- _Exercise requirements_: Reproduce the records below exactly as they appear.
[Material to process start]
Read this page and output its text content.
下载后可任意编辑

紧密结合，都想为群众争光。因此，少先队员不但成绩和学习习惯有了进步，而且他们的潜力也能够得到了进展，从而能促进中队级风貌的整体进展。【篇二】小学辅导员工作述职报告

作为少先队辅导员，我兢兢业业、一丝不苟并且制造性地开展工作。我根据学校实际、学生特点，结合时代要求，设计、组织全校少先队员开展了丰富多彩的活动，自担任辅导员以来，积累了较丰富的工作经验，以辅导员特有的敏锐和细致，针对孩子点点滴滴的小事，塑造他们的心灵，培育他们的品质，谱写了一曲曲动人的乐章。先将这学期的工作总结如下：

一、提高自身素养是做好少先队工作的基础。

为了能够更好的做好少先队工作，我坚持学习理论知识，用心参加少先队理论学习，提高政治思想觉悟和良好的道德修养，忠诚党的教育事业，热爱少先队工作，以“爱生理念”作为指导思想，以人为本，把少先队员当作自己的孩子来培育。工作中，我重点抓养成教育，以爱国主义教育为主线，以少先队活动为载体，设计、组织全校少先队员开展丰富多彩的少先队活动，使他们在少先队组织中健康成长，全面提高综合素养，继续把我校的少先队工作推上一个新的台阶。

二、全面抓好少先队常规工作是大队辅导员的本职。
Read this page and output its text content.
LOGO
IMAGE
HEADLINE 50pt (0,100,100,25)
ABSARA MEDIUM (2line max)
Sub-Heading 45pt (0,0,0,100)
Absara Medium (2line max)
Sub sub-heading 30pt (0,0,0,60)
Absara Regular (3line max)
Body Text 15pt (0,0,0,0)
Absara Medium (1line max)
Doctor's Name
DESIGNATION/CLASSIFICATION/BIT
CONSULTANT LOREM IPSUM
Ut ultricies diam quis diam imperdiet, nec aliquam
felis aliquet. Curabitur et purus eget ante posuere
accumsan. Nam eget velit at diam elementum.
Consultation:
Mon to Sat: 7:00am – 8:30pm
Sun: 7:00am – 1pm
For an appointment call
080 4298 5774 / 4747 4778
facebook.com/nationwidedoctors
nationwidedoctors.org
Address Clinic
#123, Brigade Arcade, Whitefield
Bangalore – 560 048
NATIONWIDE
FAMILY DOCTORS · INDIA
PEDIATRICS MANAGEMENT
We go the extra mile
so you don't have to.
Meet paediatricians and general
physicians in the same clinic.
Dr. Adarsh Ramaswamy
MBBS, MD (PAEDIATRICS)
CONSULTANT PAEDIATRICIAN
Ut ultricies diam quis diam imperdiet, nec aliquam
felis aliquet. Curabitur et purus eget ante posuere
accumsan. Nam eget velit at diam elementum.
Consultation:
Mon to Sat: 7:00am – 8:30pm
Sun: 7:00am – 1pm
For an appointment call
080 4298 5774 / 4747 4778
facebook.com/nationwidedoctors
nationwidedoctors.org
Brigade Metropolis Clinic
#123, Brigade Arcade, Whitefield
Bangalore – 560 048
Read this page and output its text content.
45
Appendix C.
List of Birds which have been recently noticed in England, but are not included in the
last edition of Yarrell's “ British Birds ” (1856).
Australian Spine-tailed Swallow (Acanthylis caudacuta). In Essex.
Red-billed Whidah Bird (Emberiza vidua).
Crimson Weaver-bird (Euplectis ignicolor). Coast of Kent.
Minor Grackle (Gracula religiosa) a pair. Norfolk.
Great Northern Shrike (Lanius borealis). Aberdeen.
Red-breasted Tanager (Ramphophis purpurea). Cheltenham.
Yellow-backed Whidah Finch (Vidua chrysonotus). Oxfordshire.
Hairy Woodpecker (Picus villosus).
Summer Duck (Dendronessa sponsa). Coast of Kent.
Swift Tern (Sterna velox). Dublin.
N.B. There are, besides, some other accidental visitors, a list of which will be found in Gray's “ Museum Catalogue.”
[Material to process end]
- _Output for this task_:
Read this page and output its text content.
下载后可任意编辑

紧密结合，都想为群众争光。因此，少先队员不但成绩和学习习惯有了进步，而且他们的潜力也能够得到了进展，从而能促进中队级风貌的整体进展。【篇二】小学辅导员工作述职报告

作为少先队辅导员，我兢兢业业、一丝不苟并且制造性地开展工作。我根据学校实际、学生特点，结合时代要求，设计、组织全校少先队员开展了丰富多彩的活动，自担任辅导员以来，积累了较丰富的工作经验，以辅导员特有的敏锐和细致，针对孩子点点滴滴的小事，塑造他们的心灵，培育他们的品质，谱写了一曲曲动人的乐章。先将这学期的工作总结如下：

一、提高自身素养是做好少先队工作的基础。

为了能够更好的做好少先队工作，我坚持学习理论知识，用心参加少先队理论学习，提高政治思想觉悟和良好的道德修养，忠诚党的教育事业，热爱少先队工作，以“爱生理念”作为指导思想，以人为本，把少先队员当作自己的孩子来培育。工作中，我重点抓养成教育，以爱国主义教育为主线，以少先队活动为载体，设计、组织全校少先队员开展丰富多彩的少先队活动，使他们在少先队组织中健康成长，全面提高综合素养，继续把我校的少先队工作推上一个新的台阶。

二、全面抓好少先队常规工作是大队辅导员的本职。
Read this page and output its text content.
LOGO
IMAGE
HEADLINE 50pt (0,100,100,25)
ABSARA MEDIUM (2line max)
Sub-Heading 45pt (0,0,0,100)
Absara Medium (2line max)
Sub sub-heading 30pt (0,0,0,60)
Absara Regular (3line max)
Body Text 15pt (0,0,0,0)
Absara Medium (1line max)
Doctor's Name
DESIGNATION/CLASSIFICATION/BIT
CONSULTANT LOREM IPSUM
Ut ultricies diam quis diam imperdiet, nec aliquam
felis aliquet. Curabitur et purus eget ante posuere
accumsan. Nam eget velit at diam elementum.
Consultation:
Mon to Sat: 7:00am – 8:30pm
Sun: 7:00am – 1pm
For an appointment call
080 4298 5774 / 4747 4778
facebook.com/nationwidedoctors
nationwidedoctors.org
Address Clinic
#123, Brigade Arcade, Whitefield
Bangalore – 560 048
NATIONWIDE
FAMILY DOCTORS · INDIA
PEDIATRICS MANAGEMENT
We go the extra mile
so you don't have to.
Meet paediatricians and general
physicians in the same clinic.
Dr. Adarsh Ramaswamy
MBBS, MD (PAEDIATRICS)
CONSULTANT PAEDIATRICIAN
Ut ultricies diam quis diam imperdiet, nec aliquam
felis aliquet. Curabitur et purus eget ante posuere
accumsan. Nam eget velit at diam elementum.
Consultation:
Mon to Sat: 7:00am – 8:30pm
Sun: 7:00am – 1pm
For an appointment call
080 4298 5774 / 4747 4778
facebook.com/nationwidedoctors
nationwidedoctors.org
Brigade Metropolis Clinic
#123, Brigade Arcade, Whitefield
Bangalore – 560 048
Read this page and output its text content.
45
Appendix C.
List of Birds which have been recently noticed in England, but are not included in the
last edition of Yarrell's “ British Birds ” (1856).
Australian Spine-tailed Swallow (Acanthylis caudacuta). In Essex.
Red-billed Whidah Bird (Emberiza vidua).
Crimson Weaver-bird (Euplectis ignicolor). Coast of Kent.
Minor Grackle (Gracula religiosa) a pair. Norfolk.
Great Northern Shrike (Lanius borealis). Aberdeen.
Red-breasted Tanager (Ramphophis purpurea). Cheltenham.
Yellow-backed Whidah Finch (Vidua chrysonotus). Oxfordshire.
Hairy Woodpecker (Picus villosus).
Summer Duck (Dendronessa sponsa). Coast of Kent.
Swift Tern (Sterna velox). Dublin.
N.B. There are, besides, some other accidental visitors, a list of which will be found in Gray's “ Museum Catalogue.”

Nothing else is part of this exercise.